YOUR GOAL: Reproduce verbatim the stretch of items from the very first line through the line containing "layer-spacer [144,452,170,481]", including both of those lines.

RECORDS FOR THIS TASK:
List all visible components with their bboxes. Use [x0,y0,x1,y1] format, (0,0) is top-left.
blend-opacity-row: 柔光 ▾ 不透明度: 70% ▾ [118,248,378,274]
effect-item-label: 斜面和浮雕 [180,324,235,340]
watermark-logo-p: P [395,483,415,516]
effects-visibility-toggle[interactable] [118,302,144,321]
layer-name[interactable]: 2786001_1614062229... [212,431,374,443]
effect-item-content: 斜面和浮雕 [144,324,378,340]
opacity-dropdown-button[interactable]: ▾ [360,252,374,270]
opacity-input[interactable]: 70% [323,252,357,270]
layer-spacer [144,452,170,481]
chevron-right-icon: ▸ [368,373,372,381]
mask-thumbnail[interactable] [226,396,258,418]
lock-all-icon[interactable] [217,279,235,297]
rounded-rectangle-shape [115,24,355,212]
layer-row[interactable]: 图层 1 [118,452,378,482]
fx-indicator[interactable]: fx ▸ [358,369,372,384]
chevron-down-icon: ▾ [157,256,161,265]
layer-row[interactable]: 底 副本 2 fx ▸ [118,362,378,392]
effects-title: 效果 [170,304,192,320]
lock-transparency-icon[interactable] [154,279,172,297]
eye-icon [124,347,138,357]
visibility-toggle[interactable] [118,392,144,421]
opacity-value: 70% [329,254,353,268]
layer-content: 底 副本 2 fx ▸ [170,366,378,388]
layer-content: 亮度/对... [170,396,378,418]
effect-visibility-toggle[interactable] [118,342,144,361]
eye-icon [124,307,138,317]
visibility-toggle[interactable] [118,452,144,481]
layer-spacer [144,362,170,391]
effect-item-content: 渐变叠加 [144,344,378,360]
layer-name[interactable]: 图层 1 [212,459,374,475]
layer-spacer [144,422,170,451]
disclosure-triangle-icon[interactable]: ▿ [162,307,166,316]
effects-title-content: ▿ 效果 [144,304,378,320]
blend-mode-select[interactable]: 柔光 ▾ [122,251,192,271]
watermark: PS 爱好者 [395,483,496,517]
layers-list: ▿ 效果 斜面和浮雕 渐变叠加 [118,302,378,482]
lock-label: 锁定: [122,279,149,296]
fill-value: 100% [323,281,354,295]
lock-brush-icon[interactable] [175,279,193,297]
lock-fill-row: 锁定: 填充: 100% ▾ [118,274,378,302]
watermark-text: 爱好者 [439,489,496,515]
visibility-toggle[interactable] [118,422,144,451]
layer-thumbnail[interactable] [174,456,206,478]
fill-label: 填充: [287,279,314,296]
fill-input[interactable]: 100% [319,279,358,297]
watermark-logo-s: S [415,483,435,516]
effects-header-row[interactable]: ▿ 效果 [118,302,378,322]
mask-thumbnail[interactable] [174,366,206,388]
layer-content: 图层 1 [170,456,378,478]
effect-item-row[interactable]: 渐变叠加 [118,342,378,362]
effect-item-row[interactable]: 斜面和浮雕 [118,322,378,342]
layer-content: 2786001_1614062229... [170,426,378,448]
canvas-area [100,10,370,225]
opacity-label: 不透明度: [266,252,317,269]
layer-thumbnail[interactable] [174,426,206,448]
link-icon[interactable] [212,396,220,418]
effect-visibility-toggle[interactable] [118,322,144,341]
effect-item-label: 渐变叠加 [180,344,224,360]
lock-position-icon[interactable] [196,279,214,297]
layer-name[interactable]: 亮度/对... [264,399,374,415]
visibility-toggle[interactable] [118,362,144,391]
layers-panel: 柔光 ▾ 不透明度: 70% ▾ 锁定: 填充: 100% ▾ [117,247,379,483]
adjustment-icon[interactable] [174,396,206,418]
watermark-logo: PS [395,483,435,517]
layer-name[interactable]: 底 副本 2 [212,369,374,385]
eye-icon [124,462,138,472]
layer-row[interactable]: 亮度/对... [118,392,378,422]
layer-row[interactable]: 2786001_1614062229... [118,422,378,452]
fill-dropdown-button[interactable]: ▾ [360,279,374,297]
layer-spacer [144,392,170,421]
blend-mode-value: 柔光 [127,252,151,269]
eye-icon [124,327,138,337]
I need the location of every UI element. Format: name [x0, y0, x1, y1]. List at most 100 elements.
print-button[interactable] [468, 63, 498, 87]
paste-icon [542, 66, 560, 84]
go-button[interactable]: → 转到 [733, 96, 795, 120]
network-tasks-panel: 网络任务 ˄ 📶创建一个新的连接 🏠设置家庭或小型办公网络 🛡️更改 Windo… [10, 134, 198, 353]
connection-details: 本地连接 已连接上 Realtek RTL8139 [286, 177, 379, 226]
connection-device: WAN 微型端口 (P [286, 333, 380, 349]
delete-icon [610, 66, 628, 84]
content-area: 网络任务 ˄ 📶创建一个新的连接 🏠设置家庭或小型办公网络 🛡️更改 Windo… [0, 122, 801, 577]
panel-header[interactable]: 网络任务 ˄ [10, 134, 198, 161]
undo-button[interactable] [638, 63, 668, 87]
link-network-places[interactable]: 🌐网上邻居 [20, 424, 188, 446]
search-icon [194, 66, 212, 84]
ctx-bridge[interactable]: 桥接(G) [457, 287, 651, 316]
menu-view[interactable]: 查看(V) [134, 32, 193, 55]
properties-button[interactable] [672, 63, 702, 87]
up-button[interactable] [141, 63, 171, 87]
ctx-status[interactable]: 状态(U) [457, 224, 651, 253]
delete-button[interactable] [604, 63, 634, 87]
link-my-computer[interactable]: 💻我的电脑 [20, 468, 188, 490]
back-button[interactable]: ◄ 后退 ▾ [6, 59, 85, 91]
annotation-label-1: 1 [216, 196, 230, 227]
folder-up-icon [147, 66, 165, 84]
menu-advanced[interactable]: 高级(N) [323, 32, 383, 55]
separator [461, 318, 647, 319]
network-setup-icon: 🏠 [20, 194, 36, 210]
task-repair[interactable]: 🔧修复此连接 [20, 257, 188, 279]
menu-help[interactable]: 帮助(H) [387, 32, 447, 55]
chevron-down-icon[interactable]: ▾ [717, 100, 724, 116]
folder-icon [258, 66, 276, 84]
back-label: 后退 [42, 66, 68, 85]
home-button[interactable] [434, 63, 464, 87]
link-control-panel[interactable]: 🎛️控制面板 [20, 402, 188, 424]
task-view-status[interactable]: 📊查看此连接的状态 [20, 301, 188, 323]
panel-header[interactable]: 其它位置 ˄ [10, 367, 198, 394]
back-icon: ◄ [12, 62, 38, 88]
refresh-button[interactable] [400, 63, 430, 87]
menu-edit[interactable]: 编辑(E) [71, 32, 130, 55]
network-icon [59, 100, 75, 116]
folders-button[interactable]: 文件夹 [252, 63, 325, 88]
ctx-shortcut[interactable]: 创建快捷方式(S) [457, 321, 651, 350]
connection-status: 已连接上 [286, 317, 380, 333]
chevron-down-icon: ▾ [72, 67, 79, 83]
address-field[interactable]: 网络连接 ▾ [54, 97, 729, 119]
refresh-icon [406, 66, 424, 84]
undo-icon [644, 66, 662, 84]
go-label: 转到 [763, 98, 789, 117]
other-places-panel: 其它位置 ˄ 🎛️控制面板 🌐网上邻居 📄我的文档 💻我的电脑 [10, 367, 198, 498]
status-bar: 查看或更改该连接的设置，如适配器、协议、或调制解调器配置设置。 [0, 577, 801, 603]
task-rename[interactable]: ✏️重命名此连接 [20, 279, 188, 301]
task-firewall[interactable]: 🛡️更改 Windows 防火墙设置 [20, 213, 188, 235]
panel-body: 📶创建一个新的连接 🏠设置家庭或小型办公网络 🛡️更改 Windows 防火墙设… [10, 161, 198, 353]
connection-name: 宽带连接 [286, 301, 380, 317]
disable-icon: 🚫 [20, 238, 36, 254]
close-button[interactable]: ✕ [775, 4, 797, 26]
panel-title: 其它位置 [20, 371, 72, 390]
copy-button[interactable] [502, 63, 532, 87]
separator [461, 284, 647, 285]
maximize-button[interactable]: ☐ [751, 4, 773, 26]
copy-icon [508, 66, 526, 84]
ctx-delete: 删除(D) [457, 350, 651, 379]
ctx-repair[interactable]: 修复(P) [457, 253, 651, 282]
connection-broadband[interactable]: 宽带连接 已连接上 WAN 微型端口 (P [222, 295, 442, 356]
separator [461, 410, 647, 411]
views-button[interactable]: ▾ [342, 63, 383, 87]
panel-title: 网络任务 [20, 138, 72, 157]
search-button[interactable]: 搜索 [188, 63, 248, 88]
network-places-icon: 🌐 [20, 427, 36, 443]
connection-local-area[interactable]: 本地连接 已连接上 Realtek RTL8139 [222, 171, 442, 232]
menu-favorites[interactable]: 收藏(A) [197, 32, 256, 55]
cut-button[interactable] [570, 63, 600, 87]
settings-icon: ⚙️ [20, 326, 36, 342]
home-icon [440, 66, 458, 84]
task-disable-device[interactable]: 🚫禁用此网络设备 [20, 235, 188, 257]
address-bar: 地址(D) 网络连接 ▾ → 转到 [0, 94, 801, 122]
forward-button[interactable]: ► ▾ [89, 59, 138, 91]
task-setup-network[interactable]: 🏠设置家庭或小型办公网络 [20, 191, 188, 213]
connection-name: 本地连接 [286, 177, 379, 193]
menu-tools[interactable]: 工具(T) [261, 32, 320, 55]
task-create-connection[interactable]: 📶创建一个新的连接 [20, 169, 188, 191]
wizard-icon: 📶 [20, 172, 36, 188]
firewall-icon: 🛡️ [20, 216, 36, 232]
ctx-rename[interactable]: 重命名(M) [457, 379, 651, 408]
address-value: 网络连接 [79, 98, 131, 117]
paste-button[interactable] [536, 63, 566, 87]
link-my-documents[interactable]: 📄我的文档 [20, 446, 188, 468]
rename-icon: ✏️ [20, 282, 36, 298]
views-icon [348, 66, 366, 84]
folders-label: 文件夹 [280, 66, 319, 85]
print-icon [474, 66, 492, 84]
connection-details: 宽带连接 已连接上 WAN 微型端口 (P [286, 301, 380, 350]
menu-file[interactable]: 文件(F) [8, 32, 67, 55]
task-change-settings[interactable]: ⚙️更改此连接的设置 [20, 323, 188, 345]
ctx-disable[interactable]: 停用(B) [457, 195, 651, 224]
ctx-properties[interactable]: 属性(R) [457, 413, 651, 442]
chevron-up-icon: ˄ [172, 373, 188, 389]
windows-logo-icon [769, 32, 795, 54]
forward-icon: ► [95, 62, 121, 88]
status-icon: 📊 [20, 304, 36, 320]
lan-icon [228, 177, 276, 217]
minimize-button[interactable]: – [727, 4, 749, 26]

OUTPUT:
List all visible components with their bboxes. Use [x0,y0,x1,y1] format, (0,0) is top-left.
blend-opacity-row: 柔光 ▾ 不透明度: 70% ▾ [118,248,378,274]
effect-item-label: 斜面和浮雕 [180,324,235,340]
watermark-logo-p: P [395,483,415,516]
effects-visibility-toggle[interactable] [118,302,144,321]
layer-name[interactable]: 2786001_1614062229... [212,431,374,443]
effect-item-content: 斜面和浮雕 [144,324,378,340]
opacity-dropdown-button[interactable]: ▾ [360,252,374,270]
opacity-input[interactable]: 70% [323,252,357,270]
layer-spacer [144,452,170,481]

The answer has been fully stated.